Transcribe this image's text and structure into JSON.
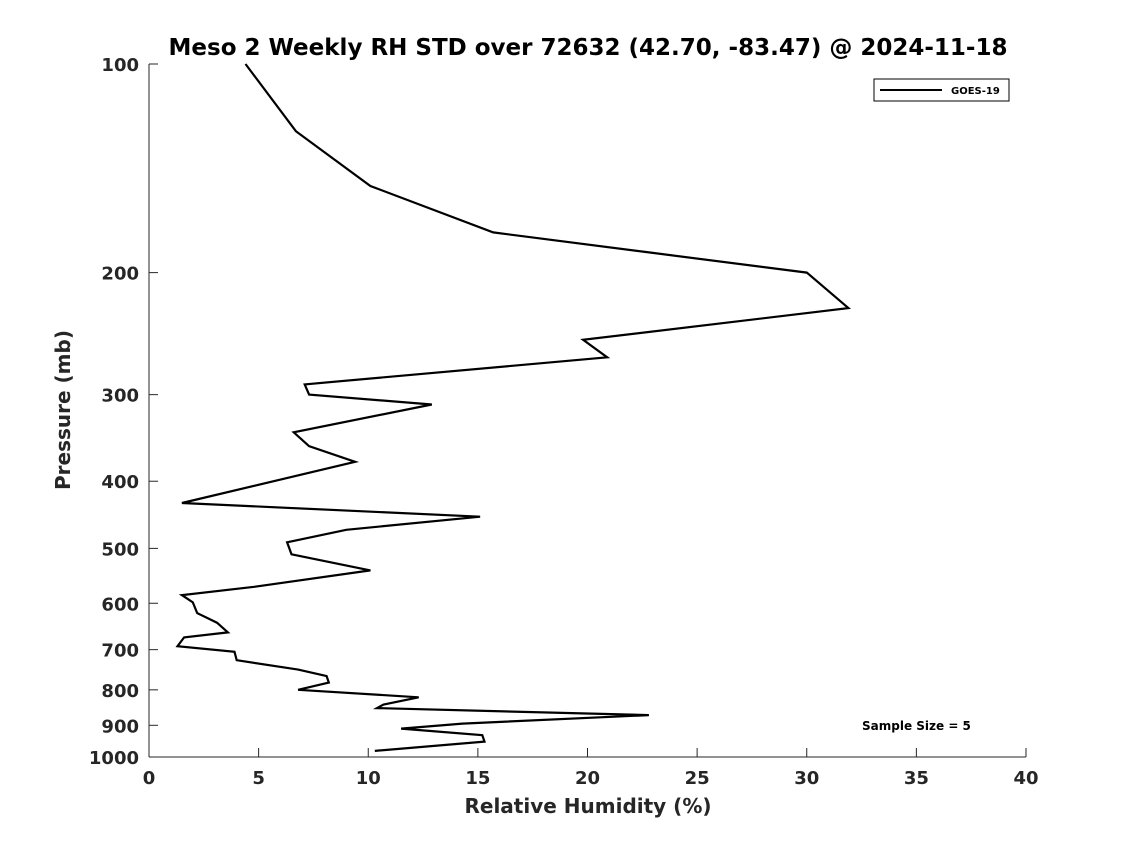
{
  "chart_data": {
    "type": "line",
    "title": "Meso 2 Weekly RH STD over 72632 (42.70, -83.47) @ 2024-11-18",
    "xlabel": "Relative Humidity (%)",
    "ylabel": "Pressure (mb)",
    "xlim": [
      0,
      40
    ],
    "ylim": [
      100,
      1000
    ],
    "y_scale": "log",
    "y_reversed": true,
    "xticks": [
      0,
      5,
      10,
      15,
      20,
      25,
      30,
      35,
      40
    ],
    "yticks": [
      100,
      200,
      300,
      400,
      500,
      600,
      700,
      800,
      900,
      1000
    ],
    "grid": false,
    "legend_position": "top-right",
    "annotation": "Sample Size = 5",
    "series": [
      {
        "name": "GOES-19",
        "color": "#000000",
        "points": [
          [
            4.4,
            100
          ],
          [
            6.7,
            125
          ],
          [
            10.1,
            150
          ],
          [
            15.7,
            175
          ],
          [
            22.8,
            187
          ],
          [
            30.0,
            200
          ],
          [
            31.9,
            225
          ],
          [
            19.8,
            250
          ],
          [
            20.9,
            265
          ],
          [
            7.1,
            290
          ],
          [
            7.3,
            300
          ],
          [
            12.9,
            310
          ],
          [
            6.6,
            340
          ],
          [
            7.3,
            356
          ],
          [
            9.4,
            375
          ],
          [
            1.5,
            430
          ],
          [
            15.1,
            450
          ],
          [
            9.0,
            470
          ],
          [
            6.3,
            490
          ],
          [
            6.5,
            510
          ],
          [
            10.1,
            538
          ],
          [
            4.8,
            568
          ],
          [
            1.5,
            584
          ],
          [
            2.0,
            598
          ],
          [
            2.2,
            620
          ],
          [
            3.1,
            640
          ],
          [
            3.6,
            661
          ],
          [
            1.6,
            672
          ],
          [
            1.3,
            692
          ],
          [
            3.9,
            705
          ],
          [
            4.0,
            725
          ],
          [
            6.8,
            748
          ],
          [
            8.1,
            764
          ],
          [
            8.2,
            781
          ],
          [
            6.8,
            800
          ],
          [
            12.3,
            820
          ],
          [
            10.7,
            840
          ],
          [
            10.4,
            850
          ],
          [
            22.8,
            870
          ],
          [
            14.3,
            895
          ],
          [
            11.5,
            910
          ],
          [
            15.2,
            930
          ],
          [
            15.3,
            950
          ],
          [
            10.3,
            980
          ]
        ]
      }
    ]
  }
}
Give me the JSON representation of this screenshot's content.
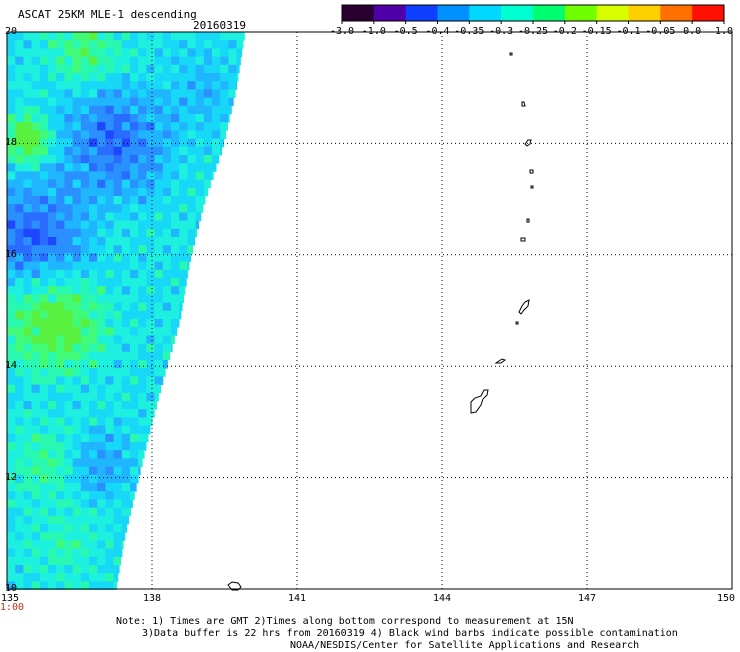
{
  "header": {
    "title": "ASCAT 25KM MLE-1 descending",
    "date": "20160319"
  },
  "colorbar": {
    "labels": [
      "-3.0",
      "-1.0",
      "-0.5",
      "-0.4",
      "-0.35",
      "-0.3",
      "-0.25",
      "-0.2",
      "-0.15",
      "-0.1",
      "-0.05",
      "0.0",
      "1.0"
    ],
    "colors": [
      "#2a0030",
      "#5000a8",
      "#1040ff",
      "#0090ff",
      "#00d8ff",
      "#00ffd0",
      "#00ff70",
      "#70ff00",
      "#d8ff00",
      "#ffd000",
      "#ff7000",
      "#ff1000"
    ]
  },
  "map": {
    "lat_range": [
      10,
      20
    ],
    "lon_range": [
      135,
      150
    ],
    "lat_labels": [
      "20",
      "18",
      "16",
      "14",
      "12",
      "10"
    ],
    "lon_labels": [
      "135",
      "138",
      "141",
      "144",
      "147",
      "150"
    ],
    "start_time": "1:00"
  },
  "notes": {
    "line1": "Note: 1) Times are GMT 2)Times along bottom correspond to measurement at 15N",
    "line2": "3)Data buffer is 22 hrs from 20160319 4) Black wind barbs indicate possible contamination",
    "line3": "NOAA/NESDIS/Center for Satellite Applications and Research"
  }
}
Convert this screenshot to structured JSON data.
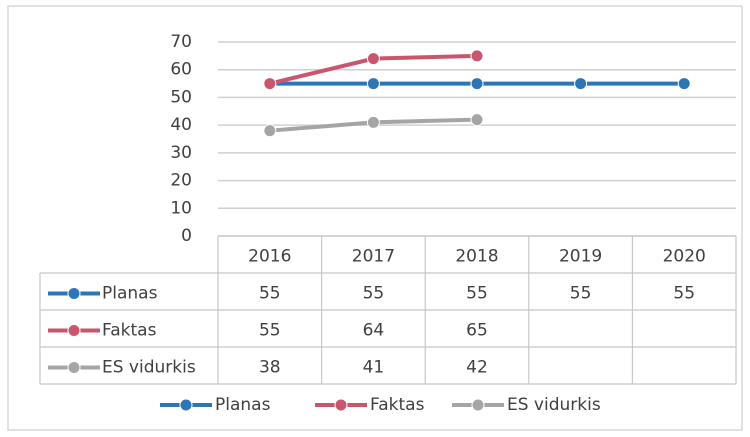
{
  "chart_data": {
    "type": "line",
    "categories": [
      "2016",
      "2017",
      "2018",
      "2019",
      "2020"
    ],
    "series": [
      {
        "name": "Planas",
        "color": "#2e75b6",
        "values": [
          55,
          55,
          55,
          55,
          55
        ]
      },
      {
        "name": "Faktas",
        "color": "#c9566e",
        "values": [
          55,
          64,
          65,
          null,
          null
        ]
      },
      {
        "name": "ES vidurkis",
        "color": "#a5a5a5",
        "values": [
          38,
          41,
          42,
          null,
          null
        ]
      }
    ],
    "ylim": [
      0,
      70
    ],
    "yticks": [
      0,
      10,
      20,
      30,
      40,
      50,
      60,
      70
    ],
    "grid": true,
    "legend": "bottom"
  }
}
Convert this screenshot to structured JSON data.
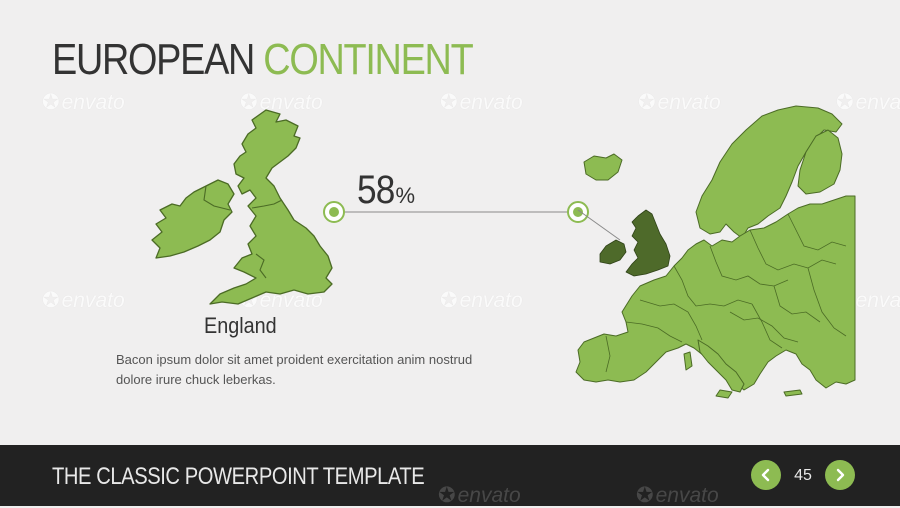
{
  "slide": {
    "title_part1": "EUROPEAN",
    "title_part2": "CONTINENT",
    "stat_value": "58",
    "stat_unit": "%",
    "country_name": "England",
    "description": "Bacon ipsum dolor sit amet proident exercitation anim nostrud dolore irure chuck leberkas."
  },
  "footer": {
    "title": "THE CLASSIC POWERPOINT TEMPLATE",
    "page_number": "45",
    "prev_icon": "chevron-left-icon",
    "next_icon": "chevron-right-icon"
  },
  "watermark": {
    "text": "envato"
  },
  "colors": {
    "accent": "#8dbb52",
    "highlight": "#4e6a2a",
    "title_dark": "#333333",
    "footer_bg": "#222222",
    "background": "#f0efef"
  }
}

● PROBLEM DESCRIPTION
Report how many lines in the data include the word "JSON", and give nothing but the count.

● ANSWER TO THIS TASK
4